> _TASK TO COMPLETE_: Note each line that includes the word "KNVB". Copy those lines.

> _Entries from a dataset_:
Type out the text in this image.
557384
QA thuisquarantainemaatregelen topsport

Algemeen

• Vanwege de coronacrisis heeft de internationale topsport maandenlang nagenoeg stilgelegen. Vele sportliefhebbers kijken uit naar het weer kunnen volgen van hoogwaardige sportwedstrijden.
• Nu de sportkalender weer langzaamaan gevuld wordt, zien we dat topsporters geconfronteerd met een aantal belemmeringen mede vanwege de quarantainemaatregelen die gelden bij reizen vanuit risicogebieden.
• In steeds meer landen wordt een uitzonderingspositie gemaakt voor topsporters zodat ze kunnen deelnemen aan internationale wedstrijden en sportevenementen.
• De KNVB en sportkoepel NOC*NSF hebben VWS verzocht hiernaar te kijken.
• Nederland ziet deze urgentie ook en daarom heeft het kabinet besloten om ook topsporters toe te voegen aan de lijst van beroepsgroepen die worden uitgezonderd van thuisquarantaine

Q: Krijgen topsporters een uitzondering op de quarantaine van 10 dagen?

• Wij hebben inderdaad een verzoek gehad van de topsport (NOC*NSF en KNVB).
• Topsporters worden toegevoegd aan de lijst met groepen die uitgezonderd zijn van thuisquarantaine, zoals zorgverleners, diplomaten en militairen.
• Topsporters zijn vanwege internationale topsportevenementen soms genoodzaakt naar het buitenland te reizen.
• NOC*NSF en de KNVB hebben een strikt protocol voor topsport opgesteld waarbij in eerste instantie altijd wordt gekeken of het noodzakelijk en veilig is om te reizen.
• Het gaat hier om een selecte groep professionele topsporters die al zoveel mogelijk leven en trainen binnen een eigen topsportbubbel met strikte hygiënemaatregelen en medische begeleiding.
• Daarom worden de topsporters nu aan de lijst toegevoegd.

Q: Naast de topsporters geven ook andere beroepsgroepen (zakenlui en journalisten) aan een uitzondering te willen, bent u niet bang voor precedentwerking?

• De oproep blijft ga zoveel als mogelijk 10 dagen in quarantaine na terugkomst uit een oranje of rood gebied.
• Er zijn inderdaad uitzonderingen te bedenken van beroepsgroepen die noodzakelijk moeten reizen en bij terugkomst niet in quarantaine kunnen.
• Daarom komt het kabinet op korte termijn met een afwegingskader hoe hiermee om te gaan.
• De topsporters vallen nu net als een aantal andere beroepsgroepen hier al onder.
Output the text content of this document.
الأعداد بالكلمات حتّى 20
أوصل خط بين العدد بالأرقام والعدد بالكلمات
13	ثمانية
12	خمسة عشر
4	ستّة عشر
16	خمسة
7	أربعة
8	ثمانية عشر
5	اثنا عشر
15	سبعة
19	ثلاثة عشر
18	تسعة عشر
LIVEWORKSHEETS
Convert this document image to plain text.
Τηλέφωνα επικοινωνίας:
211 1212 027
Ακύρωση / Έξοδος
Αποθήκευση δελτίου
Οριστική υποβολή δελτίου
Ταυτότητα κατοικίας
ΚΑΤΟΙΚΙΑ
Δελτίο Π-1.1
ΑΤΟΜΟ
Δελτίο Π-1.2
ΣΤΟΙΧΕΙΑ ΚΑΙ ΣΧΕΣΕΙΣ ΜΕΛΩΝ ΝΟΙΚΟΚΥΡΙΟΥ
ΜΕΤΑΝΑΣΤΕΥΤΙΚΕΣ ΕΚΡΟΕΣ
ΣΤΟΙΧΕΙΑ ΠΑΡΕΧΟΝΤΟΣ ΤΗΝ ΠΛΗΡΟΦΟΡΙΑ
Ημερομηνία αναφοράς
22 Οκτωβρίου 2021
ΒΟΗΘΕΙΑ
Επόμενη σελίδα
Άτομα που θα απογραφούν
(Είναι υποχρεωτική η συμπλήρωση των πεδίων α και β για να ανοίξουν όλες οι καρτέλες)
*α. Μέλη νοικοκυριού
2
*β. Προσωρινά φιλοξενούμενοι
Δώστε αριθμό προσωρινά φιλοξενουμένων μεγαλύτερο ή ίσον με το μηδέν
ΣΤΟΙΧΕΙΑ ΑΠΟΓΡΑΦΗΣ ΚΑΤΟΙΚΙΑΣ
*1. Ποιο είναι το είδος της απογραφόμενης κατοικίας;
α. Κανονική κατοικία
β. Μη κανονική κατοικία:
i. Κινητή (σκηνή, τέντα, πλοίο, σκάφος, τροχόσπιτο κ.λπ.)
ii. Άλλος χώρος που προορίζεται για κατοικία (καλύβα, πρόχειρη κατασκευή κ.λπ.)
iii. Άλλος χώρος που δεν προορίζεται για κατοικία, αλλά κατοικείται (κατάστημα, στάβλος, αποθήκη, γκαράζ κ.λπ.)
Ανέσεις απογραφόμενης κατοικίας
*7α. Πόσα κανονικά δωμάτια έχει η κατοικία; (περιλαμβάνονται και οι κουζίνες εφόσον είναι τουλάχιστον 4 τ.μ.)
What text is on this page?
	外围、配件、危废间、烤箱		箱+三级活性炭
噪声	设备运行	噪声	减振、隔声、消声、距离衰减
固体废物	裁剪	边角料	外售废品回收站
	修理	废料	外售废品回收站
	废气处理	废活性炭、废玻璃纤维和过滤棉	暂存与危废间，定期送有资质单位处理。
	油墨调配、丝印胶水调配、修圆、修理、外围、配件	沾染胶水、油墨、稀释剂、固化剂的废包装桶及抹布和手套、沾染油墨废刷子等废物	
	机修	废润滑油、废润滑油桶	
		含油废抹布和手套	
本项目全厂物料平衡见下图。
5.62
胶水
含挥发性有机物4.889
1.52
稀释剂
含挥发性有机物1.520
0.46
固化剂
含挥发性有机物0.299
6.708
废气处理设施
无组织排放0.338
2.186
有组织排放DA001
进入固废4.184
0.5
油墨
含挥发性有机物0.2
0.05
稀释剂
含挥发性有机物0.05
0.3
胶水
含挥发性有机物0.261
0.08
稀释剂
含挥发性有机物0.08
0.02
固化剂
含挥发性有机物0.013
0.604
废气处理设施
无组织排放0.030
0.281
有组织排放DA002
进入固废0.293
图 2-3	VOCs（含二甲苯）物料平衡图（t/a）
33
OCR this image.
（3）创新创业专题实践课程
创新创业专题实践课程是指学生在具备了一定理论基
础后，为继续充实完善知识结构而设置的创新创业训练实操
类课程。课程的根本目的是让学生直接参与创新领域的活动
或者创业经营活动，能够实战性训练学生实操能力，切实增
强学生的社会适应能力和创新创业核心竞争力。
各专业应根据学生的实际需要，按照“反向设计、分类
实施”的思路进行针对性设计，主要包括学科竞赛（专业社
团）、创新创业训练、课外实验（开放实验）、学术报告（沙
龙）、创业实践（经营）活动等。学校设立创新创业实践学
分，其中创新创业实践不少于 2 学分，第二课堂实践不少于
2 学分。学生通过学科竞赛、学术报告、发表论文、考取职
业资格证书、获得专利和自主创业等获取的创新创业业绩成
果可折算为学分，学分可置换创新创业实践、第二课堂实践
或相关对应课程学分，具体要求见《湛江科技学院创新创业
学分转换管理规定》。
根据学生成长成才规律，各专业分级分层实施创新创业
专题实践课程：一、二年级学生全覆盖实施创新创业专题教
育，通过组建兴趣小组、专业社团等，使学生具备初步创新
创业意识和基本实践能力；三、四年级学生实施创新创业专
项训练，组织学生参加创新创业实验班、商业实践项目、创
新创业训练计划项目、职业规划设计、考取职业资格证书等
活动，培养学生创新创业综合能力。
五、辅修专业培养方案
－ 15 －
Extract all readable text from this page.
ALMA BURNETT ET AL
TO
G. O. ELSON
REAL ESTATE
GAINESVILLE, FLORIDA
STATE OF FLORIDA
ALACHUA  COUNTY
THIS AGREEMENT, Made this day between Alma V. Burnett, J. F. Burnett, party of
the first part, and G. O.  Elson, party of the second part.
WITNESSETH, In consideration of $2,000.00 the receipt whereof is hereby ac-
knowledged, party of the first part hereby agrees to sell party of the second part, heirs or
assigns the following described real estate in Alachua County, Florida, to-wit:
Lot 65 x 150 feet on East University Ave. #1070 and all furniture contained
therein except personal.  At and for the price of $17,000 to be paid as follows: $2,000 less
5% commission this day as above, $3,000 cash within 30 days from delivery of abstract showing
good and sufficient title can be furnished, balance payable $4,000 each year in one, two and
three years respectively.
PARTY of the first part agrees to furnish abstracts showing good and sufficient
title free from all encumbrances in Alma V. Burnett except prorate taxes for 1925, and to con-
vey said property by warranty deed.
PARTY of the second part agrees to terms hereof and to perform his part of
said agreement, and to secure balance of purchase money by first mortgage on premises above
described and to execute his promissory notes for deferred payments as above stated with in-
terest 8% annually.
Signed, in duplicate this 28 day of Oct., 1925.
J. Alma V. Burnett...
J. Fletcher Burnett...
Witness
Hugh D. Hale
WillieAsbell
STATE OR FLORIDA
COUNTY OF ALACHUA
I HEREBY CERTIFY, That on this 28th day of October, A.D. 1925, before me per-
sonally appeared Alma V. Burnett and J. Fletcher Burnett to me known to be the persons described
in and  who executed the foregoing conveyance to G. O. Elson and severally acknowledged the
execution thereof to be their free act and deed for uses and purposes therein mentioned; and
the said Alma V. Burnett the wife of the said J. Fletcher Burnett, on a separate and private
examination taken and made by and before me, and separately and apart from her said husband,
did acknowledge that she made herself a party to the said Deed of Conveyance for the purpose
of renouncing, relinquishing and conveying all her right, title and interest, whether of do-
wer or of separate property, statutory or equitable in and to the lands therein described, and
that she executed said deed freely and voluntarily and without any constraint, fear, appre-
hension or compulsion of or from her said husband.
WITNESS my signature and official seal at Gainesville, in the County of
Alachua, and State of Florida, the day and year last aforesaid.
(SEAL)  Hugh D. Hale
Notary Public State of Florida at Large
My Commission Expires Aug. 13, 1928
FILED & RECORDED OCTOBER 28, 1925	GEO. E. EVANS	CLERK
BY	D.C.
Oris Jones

> _WRITTEN RESPONSE_:
• De KNVB en sportkoepel NOC*NSF hebben VWS verzocht hiernaar te kijken.
• Wij hebben inderdaad een verzoek gehad van de topsport (NOC*NSF en KNVB).
• NOC*NSF en de KNVB hebben een strikt protocol voor topsport opgesteld waarbij in eerste instantie altijd wordt gekeken of het noodzakelijk en veilig is om te reizen.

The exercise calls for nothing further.